Problem to solve.
Copy, from the entries below, each line where the word "hipótesis" can be found.

Extracted records.
------------------------

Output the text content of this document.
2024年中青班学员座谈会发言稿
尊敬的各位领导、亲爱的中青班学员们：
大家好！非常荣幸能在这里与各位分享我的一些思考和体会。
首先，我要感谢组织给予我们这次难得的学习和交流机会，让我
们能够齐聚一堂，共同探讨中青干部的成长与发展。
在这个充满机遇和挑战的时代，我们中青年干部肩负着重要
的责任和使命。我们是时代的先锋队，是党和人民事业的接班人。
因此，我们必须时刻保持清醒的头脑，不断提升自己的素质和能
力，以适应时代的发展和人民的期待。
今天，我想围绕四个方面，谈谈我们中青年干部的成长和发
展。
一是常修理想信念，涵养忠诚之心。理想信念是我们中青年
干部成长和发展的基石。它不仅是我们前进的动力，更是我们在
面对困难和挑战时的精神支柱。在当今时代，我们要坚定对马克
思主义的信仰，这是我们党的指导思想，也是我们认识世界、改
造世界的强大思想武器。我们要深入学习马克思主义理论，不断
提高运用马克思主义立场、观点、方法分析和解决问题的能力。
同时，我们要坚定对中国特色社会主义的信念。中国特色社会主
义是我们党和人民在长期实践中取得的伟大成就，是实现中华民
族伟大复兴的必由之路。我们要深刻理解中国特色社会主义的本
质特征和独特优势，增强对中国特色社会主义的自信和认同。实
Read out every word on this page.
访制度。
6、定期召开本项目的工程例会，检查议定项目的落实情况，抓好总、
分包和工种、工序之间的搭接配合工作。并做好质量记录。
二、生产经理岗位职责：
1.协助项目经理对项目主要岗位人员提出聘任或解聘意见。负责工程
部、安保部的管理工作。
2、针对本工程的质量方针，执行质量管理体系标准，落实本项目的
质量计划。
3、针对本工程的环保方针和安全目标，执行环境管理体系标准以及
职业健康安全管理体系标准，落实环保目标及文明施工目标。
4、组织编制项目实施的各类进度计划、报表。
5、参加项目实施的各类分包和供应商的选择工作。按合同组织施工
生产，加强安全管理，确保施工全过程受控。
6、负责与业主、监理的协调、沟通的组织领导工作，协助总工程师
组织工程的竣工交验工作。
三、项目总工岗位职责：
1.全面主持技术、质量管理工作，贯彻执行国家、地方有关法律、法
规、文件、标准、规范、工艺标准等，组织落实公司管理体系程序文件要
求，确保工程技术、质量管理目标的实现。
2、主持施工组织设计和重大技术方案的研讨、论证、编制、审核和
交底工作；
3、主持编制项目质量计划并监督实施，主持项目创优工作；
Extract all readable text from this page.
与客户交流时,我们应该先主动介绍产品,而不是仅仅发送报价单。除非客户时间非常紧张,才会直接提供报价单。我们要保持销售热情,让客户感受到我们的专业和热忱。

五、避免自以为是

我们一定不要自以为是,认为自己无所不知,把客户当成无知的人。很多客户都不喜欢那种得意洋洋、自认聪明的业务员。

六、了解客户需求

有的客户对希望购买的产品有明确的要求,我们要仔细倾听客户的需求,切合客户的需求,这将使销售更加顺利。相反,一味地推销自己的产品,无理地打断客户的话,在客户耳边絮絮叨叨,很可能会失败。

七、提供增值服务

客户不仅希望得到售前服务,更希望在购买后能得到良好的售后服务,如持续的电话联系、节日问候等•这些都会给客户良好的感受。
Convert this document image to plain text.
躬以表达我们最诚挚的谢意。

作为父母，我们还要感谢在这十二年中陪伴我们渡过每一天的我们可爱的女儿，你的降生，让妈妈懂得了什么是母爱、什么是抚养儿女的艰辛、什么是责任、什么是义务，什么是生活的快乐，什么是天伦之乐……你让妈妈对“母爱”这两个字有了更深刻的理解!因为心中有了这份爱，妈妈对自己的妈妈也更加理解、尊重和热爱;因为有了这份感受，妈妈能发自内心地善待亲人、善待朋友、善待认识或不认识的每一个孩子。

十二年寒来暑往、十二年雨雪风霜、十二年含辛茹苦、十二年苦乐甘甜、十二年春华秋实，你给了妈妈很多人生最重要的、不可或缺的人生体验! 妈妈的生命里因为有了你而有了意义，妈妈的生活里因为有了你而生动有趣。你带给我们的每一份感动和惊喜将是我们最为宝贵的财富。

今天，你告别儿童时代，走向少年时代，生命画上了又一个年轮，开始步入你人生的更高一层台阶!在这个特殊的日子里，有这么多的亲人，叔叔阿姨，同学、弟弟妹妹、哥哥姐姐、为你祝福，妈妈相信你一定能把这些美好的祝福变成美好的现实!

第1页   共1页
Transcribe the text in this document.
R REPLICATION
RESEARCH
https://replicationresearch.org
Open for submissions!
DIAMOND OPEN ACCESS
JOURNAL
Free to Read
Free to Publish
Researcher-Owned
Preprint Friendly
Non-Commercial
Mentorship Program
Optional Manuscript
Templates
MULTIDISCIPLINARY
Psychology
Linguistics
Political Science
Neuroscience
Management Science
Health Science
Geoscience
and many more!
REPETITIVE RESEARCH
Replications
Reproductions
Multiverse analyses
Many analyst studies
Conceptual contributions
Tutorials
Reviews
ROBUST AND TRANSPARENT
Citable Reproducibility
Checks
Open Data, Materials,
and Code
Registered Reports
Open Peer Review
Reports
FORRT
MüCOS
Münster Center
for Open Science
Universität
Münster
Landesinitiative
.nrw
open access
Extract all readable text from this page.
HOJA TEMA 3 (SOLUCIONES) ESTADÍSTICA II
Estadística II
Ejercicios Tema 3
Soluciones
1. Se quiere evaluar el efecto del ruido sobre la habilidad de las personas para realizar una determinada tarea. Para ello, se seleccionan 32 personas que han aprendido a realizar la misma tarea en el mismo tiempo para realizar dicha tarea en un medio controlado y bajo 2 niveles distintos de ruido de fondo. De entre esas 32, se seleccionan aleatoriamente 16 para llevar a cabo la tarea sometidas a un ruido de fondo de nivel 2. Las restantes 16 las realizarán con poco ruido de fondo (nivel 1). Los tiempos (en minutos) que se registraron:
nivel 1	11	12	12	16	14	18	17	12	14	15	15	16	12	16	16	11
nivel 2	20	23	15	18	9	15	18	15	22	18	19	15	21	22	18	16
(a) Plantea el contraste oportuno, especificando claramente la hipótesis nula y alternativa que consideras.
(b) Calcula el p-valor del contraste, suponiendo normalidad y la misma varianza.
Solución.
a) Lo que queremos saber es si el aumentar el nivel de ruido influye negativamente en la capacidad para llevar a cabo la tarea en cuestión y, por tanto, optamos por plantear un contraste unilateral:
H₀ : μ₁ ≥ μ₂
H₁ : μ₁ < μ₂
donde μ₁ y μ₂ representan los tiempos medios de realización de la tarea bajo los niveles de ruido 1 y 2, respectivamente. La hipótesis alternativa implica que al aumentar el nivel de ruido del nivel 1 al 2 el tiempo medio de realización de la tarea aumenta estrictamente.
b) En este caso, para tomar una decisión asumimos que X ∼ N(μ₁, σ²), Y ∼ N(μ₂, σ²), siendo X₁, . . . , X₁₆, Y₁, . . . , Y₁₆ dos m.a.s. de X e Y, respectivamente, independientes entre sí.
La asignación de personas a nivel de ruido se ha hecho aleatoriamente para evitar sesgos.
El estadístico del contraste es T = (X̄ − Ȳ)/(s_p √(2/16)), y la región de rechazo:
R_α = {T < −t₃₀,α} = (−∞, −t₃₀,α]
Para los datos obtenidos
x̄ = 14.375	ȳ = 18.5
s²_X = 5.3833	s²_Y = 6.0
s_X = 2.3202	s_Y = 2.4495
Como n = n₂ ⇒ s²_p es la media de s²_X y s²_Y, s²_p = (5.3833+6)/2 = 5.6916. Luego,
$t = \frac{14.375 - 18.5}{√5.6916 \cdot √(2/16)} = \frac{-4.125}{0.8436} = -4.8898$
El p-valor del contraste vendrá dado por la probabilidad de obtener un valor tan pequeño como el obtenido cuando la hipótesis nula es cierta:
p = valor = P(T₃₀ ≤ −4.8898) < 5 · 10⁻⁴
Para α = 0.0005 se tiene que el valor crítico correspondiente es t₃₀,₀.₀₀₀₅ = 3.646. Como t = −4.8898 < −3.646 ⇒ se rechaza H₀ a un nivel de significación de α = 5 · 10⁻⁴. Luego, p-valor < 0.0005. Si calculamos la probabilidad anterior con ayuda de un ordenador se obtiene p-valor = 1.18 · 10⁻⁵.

------------------------

Response to the task.
(a) Plantea el contraste oportuno, especificando claramente la hipótesis nula y alternativa que consideras.
donde μ₁ y μ₂ representan los tiempos medios de realización de la tarea bajo los niveles de ruido 1 y 2, respectivamente. La hipótesis alternativa implica que al aumentar el nivel de ruido del nivel 1 al 2 el tiempo medio de realización de la tarea aumenta estrictamente.
El p-valor del contraste vendrá dado por la probabilidad de obtener un valor tan pequeño como el obtenido cuando la hipótesis nula es cierta:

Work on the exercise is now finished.